INSTRUCTION 1 | Copy the research post word for word, beginning at the words "When cavitation bubbles" and stopping after "as they collapsed.".
INSTRUCTION 2 | Please translate this sentence from the research post into Spanish: "When cavitation bubbles collapse, they can produce temperatures well over 2,000 Kelvin."
INSTRUCTION 3 | Pick up the research post after its last sentence and keep writing it.

++++ DOCUMENT ++++

Category: Research

  • Shock Waves in the Solar Wind

    Shock Waves in the Solar Wind

    The empty space of our solar system is not truly empty, as we’ve discussed previously. For one, there’s a fast-moving flux of charged particles – the solar wind – that flows constantly from the Sun. Sometimes these solar wind particles encounter their interstellar equivalents – charged ions from outside our solar system – and exchange energy.

    One predicted mechanism for this energy swap is a solar wind shock wave, which occurs when a faster-moving clump of charged particles plows into a slower-moving one. Scientists hypothesized in the mid 1990s that far from the Sun, solar wind shock waves would lose their energy by passing it to these interstellar ions, in a process known as pickup. Data from the New Horizons spacecraft has finally provided evidence for this theory.

    In October 2015, instruments on the spacecraft recorded a shock wave when the speed of solar wind ions nearby jumped from 380 km/s to 440 km/s. Comparing the energies of solar and interstellar ions before and after the event, researchers found that interstellar pickup ions became 30% more energetic while solar ions lost 85% of their energy. It’s an important confirmation of theoretical predictions and should help us better understand high-energy particle physics at the edges of our solar system. (Image credit: NASA; research credit: E. Zirnstein et al., via J. Ouellette)

  • Heating from Cavitation

    Heating from Cavitation

    When cavitation bubbles collapse, they can produce temperatures well over 2,000 Kelvin. Since cavitation near a surface can be so destructive, researchers have long wondered whether the high temperatures inside the bubble can be transmitted to nearby surfaces. A new set of numerical simulations provides some insight into that process. The researchers found that collapsing cavitation bubbles raised nearby wall temperatures in two ways: bubbles that were further away sent shock waves that heated the material, and nearby bubbles could contact the surface itself as they collapsed.

++++ DATA SHOWN ++++

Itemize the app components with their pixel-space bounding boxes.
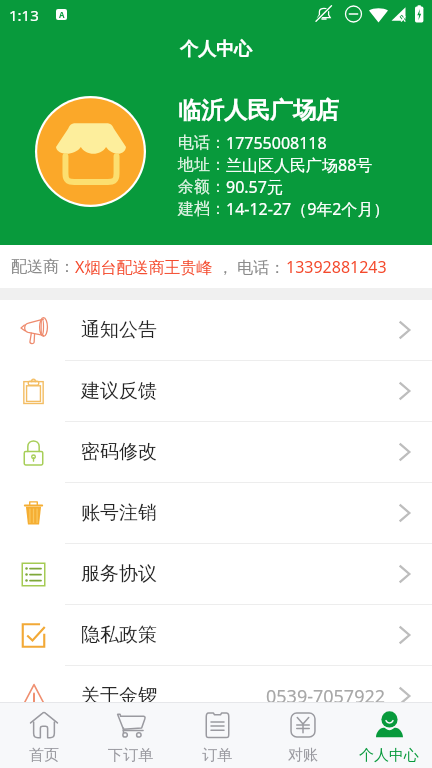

++++

EXERCISE RESPONSE 1 |
When cavitation bubbles collapse, they can produce temperatures well over 2,000 Kelvin. Since cavitation near a surface can be so destructive, researchers have long wondered whether the high temperatures inside the bubble can be transmitted to nearby surfaces. A new set of numerical simulations provides some insight into that process. The researchers found that collapsing cavitation bubbles raised nearby wall temperatures in two ways: bubbles that were further away sent shock waves that heated the material, and nearby bubbles could contact the surface itself as they collapsed.

EXERCISE RESPONSE 2 | Cuando las burbujas de cavitación colapsan, pueden producir temperaturas muy superiores a 2.000 kelvin.

EXERCISE RESPONSE 3 |
    Heat transfer requires time, however; this is part of why quickly dunking your hand in liquid nitrogen and pulling it out likely won’t damage you. (Still, we don’t recommend it.) The cavitation bubbles could only transmit these high temperatures for less than 1 microsecond, which means that most materials won’t actually heat up to their melting temperature. The researchers did conclude, however, that softer materials exposed to frequent bubble collapses could show localized melting under the barrage. (Image credit: L. Krum; research credit: S. Beig et al.)

  • The Driver of Hydraulic Jumps

    The Driver of Hydraulic Jumps

    You’ve seen it a million times. When you turn on your kitchen faucet, the falling water forms a distinctive ring – known as a hydraulic jump – in the bottom of your sink. First described by Leonardo da Vinci, this phenomenon has been studied for centuries, and, for nearly all of that time, scientists assumed that gravity played a major role, even in kitchen-sink-sized hydraulic jumps. But that’s not the case.

    A newly published study shows that gravity can’t be a major player in setting the radius of these small-scale hydraulic jumps because they form the same whether the jet impinges from above, below, or sideways. Instead, the researchers found that surface tension and viscosity are the parameters that determine the jump’s formation. It’s not every day that you get to overturn a centuries-old theory in physics! (Image credit: J. Kilfiger; research credit: R. Bhagat et al.; via Silicon Republic; submitted by Patrick D.)

  • The Jumping Flea

    The Jumping Flea

    Nearly every lab has a magnetic stirrer for mixing fluids, but this ubiquitous tool still holds some surprises, like its ability to unexpectedly levitate. Magnetic stirrers consist of two main parts, a driving magnet that creates a rotating magnetic field, and a bar magnet – commonly referred to as the flea – that is submerged in the fluid to be stirred. When the driver’s rotating field is active, the flea will spin at the bottom of its container, keeping its magnetic field in sync with the driver.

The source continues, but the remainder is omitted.